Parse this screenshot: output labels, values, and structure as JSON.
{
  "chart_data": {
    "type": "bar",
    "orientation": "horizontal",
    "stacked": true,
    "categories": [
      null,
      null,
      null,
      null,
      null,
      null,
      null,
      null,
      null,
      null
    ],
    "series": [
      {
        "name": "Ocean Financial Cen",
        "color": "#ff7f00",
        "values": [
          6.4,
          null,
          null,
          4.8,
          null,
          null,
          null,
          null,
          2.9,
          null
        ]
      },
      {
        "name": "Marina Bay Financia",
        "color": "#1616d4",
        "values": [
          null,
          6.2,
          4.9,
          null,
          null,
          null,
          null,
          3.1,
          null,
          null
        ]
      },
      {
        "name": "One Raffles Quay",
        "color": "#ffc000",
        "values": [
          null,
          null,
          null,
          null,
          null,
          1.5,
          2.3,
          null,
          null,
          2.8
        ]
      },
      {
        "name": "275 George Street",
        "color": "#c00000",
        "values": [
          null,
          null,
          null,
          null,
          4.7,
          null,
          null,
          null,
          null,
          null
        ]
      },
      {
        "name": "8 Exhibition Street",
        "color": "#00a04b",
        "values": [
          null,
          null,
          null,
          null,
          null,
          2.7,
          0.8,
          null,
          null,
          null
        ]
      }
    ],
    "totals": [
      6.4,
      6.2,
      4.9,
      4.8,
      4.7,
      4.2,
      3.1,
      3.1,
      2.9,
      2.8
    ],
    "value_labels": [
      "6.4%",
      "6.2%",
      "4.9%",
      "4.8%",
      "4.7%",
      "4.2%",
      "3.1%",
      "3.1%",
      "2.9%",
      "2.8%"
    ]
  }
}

========================================================================

_Challenge_: Return the listing above in full, character for character.

_Task result_:
Parse this screenshot: output labels, values, and structure as JSON.
{
  "chart_data": {
    "type": "bar",
    "orientation": "horizontal",
    "stacked": true,
    "categories": [
      null,
      null,
      null,
      null,
      null,
      null,
      null,
      null,
      null,
      null
    ],
    "series": [
      {
        "name": "Ocean Financial Cen",
        "color": "#ff7f00",
        "values": [
          6.4,
          null,
          null,
          4.8,
          null,
          null,
          null,
          null,
          2.9,
          null
        ]
      },
      {
        "name": "Marina Bay Financia",
        "color": "#1616d4",
        "values": [
          null,
          6.2,
          4.9,
          null,
          null,
          null,
          null,
          3.1,
          null,
          null
        ]
      },
      {
        "name": "One Raffles Quay",
        "color": "#ffc000",
        "values": [
          null,
          null,
          null,
          null,
          null,
          1.5,
          2.3,
          null,
          null,
          2.8
        ]
      },
      {
        "name": "275 George Street",
        "color": "#c00000",
        "values": [
          null,
          null,
          null,
          null,
          4.7,
          null,
          null,
          null,
          null,
          null
        ]
      },
      {
        "name": "8 Exhibition Street",
        "color": "#00a04b",
        "values": [
          null,
          null,
          null,
          null,
          null,
          2.7,
          0.8,
          null,
          null,
          null
        ]
      }
    ],
    "totals": [
      6.4,
      6.2,
      4.9,
      4.8,
      4.7,
      4.2,
      3.1,
      3.1,
      2.9,
      2.8
    ],
    "value_labels": [
      "6.4%",
      "6.2%",
      "4.9%",
      "4.8%",
      "4.7%",
      "4.2%",
      "3.1%",
      "3.1%",
      "2.9%",
      "2.8%"
    ]
  }
}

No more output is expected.